-------- DOCUMENT SOURCE --------

Dernier exemple parlant : les critiques visant le gouverneur de Californie, Gavin Newsom, que Trump a qualifié de « grossièrement incompétent », alors que des manifestations contre la politique anti-immigration du président ont lieu à Los Angeles. Donald Trump y a envoyé la Garde nationale et a publié sur Truth Social une consigne pour les forces de l’ordre : « ARRÊTEZ LES GENS AVEC DES MASQUES, MAINTENANT ! »
Donald Trump en pape et en jedi
L’objectif de la nouvelle stratégie de la Maison Blanche est de « toucher tous les publics, notamment les plus jeunes », explique Frank Sesno. Pour atteindre cet électorat, la Maison Blanche s’efforce d’adopter des codes « plus jeunes », en utilisant notamment l’intelligence artificielle pour générer des images – encore une fois polémiques – de Donald Trump en pape, en jedi ou même en roi.
D’un autre côté, le Républicain est depuis des années un habitué des médias « alternatifs ». « Il essaye d’atteindre les électeurs qui suivent des influenceurs ou des podcasteurs », explique Spiro Kiousis, professeur de relations publiques. Des influenceur·euses pro-MAGA (pour « Make America Great Again », slogan de la campagne de Trump) ont même été reçu·es début mai dans la salle de presse de la Maison Blanche par sa porte-parole Karoline Leavitt.

-------- DONNÉES FOURNIES --------

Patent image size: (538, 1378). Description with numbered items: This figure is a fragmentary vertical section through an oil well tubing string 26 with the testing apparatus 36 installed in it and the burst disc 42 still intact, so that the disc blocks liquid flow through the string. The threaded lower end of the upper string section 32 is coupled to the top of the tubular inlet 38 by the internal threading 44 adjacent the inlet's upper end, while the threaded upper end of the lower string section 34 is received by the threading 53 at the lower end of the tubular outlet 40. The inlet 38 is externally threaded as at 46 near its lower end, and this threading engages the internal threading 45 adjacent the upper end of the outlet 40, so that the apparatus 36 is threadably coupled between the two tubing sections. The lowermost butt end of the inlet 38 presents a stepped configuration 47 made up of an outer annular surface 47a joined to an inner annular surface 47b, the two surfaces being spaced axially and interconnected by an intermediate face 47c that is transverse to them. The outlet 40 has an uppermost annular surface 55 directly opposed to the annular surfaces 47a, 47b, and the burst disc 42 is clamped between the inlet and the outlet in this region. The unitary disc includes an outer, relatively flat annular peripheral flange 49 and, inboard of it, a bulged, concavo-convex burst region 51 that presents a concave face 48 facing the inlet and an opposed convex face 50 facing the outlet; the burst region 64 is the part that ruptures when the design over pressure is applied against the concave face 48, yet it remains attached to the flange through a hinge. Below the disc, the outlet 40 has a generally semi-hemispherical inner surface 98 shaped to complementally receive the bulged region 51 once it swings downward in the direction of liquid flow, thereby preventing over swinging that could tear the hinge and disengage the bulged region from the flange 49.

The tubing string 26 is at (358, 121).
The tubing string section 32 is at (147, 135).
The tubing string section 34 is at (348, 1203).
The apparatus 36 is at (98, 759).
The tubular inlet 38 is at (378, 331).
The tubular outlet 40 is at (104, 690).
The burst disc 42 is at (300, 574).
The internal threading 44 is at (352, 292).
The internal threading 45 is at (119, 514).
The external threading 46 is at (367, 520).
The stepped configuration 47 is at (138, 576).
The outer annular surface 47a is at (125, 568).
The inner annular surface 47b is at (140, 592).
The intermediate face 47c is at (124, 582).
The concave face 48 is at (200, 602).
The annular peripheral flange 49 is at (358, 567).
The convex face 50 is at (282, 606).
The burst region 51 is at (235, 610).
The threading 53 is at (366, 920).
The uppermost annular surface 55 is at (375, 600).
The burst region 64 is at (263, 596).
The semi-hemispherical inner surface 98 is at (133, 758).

--------

→ CONSIGNE DE TRAVAIL A
Recopiez le passage du texte sur la stratégie de communication de la Maison Blanche situé entre « D’un autre côté, le » et « porte-parole Karoline Leavitt. », ces deux extrémités comprises.
→ CONSIGNE DE TRAVAIL B
Poursuivez la rédaction du texte sur la stratégie de communication de la Maison Blanche à partir de l'endroit où il s'interrompt.

→ VOTRE RÉPONSE A
D’un autre côté, le Républicain est depuis des années un habitué des médias « alternatifs ». « Il essaye d’atteindre les électeurs qui suivent des influenceurs ou des podcasteurs », explique Spiro Kiousis, professeur de relations publiques. Des influenceur·euses pro-MAGA (pour « Make America Great Again », slogan de la campagne de Trump) ont même été reçu·es début mai dans la salle de presse de la Maison Blanche par sa porte-parole Karoline Leavitt.

→ VOTRE RÉPONSE B
Sur les vingt-cinq personnalités identifiées par NBC News, « toutes sauf une ont un historique de soutien explicite à l’administration du président Donald Trump », indique la chaîne américaine. Une proximité dont elles ne se cachent pas, comme lors de cette première conférence de presse spéciale durant laquelle Arynne Wexler – 294 000 abonnés sur Instagram – a remercié l’administration Trump : « Je peux témoigner des expulsions en Floride : mes chauffeurs Uber parlent enfin à nouveau anglais, alors merci pour ça. »
Pour Spiro Kiousis, cette idée de « contourner les médias traditionnels » est née de la confrontation entre ces médias et Donald Trump, qui n’est pas nouvelle. « Les relations entre la Maison Blanche et les médias sont toujours confrontationnelles, explique Marie-Christine Bonzom. La différence avec Trump, c’est qu’il exerce ce bras de fer en public. »
Miner le journalisme
En février, l’interdiction d’accès au Bureau ovale et à Air Force One aux journalistes d’Associated Press (AP) a été décrétée en raison du refus de l’agence d’utiliser le terme « golfe d’Amérique » pour désigner le golfe du Mexique. Une décision autorisée par une cour d’appel fédérale, balayant un premier jugement sommant l’administration de rétablir l’accès aux journalistes d’AP.
À la même période, la porte-parole de l’administration, Karoline Leavitt, annonçait des changements dans les règles d’accès des médias à la Maison Blanche, afin d’ouvrir le « pool » (le groupe de journalistes assistant aux conférences de presse) aux « nouveaux médias ». Une décision qui « laisse entendre que le gouvernement choisira les journalistes qui suivent le président », selon la White House Correspondents Association (WHCA). L’association, qui gérait jusqu’ici les accès, s’est indignée de l’« atteinte à l’indépendance de la presse libre aux États-Unis ». En réponse, un conseiller de Donald Trump a posté sur X : « RIP WHCA. »
Depuis qu’il est en politique, Trump cherche à miner le journalisme dans son ensemble.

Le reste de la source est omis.